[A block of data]
┌──

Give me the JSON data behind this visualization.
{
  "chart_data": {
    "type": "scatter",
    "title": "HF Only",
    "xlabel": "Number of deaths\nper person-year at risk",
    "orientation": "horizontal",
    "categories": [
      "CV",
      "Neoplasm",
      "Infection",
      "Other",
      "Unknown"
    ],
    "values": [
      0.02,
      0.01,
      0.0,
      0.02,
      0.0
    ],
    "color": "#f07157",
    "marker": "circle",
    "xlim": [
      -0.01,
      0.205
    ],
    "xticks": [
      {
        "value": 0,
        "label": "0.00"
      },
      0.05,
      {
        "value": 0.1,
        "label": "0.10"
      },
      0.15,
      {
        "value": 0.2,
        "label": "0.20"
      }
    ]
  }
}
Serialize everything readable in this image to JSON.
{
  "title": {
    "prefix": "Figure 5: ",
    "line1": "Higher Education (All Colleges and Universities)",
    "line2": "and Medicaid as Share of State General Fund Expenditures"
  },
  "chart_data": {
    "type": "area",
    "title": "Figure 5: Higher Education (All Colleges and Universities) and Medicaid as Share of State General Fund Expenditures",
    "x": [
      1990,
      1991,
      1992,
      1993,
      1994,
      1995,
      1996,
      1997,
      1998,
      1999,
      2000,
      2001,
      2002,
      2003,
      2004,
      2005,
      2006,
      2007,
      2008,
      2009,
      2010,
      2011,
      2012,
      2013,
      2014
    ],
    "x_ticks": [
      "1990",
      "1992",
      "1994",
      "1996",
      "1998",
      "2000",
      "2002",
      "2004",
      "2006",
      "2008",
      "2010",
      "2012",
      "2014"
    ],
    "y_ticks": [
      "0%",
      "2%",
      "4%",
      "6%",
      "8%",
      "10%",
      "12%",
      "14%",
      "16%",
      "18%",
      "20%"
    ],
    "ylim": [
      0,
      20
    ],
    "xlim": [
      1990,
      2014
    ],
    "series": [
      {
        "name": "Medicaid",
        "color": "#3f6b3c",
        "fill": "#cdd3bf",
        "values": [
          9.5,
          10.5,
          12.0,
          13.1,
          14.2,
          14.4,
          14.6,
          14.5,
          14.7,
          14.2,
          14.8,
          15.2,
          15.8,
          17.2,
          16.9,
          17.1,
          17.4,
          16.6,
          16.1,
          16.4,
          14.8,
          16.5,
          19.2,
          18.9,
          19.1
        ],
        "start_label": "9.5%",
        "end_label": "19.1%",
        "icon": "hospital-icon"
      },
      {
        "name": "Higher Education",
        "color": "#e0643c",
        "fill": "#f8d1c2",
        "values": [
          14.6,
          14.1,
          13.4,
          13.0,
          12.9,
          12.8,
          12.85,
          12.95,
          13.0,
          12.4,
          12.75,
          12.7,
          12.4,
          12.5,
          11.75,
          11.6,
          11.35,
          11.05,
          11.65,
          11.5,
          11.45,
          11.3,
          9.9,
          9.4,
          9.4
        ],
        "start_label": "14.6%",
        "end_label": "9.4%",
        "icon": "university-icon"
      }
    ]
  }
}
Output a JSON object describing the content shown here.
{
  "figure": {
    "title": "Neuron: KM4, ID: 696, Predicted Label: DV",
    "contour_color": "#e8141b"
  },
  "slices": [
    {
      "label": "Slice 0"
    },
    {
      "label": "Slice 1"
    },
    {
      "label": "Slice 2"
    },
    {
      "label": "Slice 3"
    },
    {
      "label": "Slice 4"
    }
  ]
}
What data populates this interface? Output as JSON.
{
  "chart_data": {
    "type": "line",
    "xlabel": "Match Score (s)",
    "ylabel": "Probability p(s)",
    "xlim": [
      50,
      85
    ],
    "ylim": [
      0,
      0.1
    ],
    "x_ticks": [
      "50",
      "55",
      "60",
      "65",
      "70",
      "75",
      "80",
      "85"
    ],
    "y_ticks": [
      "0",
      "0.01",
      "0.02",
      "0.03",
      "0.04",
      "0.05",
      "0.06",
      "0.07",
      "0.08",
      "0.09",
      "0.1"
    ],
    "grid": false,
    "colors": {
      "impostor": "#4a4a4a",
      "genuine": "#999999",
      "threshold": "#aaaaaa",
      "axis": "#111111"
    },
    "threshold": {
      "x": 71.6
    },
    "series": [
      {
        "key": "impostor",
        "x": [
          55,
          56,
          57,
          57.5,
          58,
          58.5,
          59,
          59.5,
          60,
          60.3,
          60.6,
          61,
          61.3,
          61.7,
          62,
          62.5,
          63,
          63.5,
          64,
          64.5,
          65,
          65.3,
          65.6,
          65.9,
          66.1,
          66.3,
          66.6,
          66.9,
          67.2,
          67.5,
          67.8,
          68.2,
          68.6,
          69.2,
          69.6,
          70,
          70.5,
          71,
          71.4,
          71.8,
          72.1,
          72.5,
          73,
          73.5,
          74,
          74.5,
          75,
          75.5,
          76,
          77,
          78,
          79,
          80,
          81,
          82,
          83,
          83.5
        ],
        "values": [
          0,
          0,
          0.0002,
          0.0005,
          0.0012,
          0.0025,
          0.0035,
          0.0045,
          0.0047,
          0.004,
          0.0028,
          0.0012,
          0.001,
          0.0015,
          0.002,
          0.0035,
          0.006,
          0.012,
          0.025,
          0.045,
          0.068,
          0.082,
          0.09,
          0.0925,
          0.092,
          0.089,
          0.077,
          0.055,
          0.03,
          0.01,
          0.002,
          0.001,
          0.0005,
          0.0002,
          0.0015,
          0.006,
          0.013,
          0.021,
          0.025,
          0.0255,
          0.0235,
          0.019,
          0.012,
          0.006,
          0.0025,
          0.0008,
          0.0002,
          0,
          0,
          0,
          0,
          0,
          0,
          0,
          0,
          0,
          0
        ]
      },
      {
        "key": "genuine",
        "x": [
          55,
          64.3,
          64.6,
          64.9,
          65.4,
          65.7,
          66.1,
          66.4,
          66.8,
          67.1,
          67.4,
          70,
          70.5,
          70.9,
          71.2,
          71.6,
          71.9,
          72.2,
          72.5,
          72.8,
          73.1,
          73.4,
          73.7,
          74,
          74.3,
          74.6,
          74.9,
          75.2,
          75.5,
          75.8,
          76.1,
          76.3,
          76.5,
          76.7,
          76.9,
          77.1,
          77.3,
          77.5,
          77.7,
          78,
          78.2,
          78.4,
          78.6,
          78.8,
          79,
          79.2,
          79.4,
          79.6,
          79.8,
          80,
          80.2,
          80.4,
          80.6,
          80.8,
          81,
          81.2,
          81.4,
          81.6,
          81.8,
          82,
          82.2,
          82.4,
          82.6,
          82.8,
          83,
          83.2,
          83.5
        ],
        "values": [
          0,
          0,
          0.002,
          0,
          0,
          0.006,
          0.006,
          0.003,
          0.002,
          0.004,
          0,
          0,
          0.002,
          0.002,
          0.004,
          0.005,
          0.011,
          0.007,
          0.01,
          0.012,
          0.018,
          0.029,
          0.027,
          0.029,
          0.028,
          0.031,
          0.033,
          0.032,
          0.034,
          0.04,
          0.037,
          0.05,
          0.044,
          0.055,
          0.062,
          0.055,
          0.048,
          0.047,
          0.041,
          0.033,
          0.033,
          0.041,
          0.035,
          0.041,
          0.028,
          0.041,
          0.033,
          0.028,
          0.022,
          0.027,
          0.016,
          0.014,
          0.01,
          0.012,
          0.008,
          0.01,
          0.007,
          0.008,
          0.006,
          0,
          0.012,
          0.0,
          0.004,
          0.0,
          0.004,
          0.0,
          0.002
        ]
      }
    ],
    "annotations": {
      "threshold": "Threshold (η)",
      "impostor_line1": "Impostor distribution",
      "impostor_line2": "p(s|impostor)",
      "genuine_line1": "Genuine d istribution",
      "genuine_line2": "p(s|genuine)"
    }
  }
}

└──

:: Given instruction ::
Using the records above, copy every line that has the word "Output" in it.

:: Response to this exercise ::
Output a JSON object describing the content shown here.
What data populates this interface? Output as JSON.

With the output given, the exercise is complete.